**What is required:** Collect every line of the records below that contains the word "about".

**Data records:**
▼▼▼

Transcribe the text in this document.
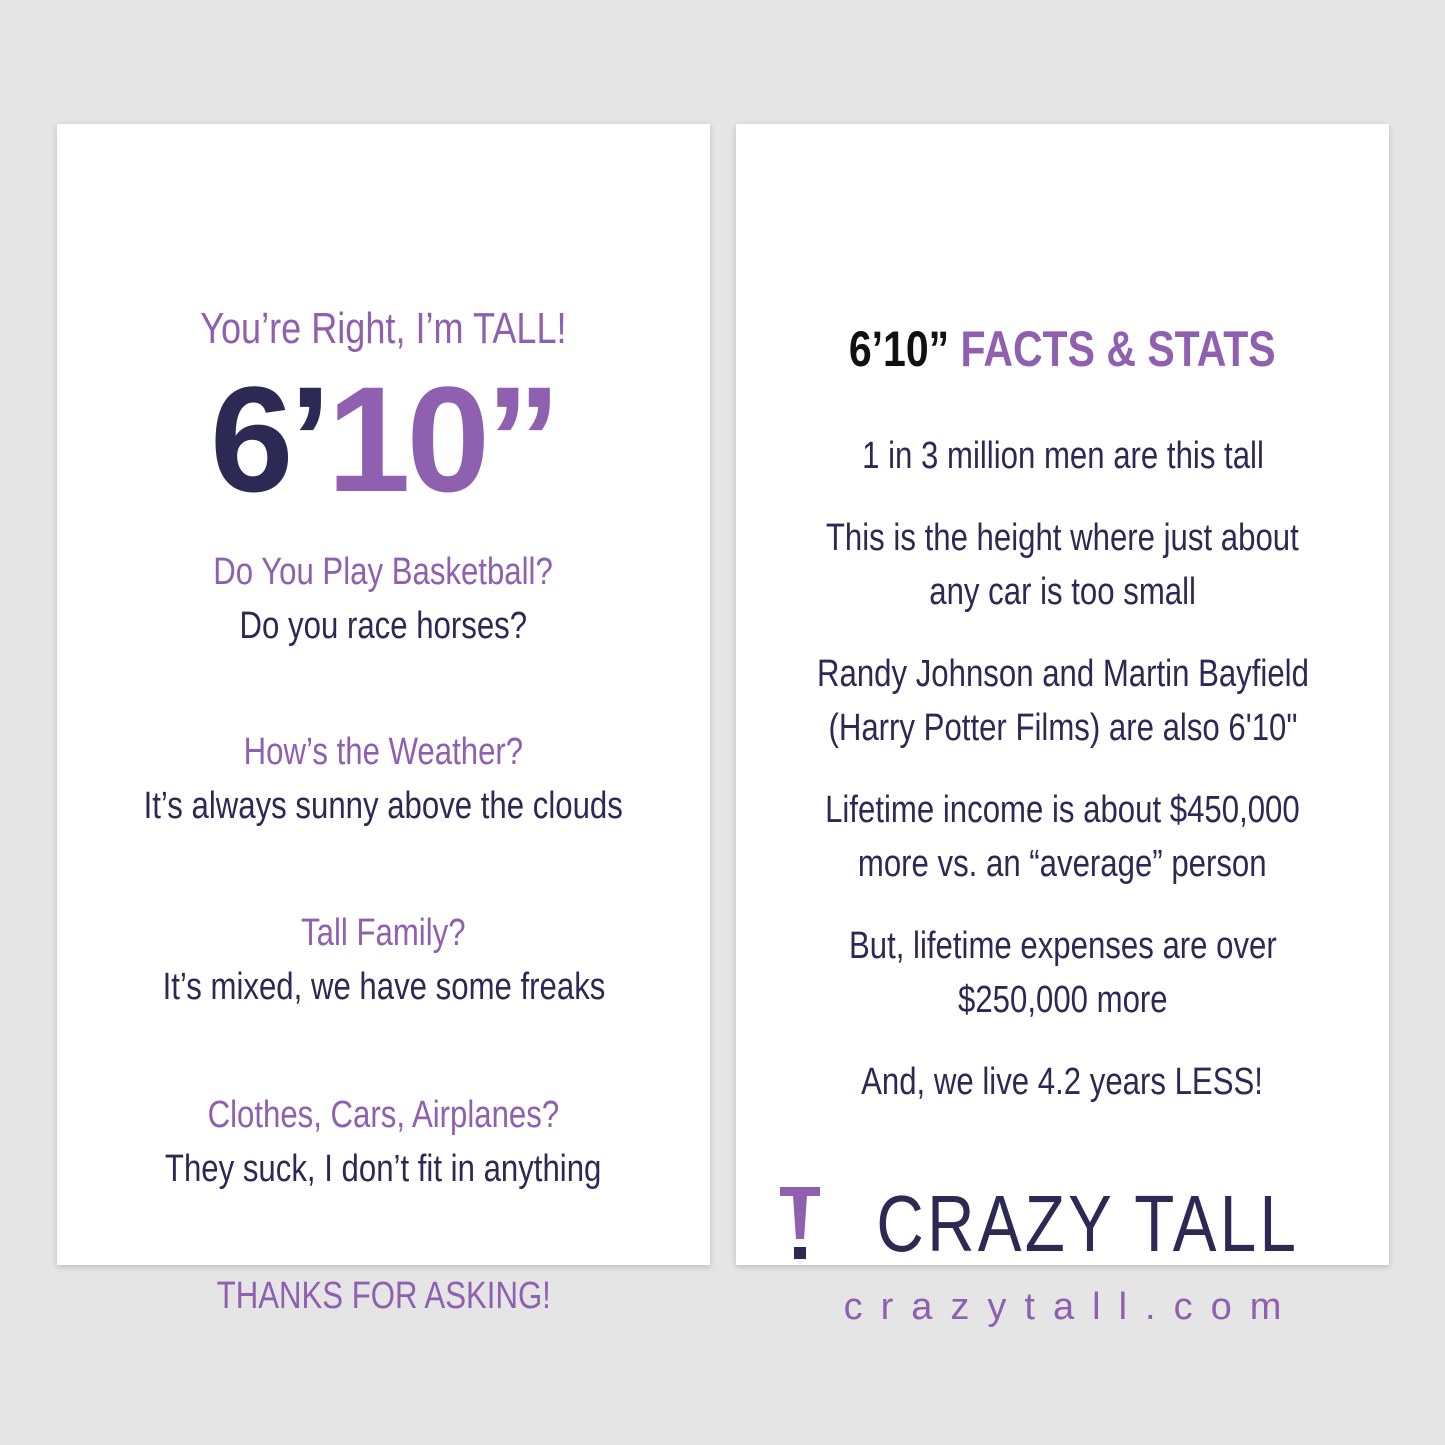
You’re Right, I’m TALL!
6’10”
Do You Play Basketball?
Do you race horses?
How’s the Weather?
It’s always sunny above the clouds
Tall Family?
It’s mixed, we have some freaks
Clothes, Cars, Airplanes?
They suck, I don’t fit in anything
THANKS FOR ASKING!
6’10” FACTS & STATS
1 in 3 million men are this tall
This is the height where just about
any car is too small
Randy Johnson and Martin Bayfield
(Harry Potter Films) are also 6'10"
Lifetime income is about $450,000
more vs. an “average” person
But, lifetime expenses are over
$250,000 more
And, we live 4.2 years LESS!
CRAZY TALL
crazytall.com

▲▲▲

**Solved exercise:**
This is the height where just about
Lifetime income is about $450,000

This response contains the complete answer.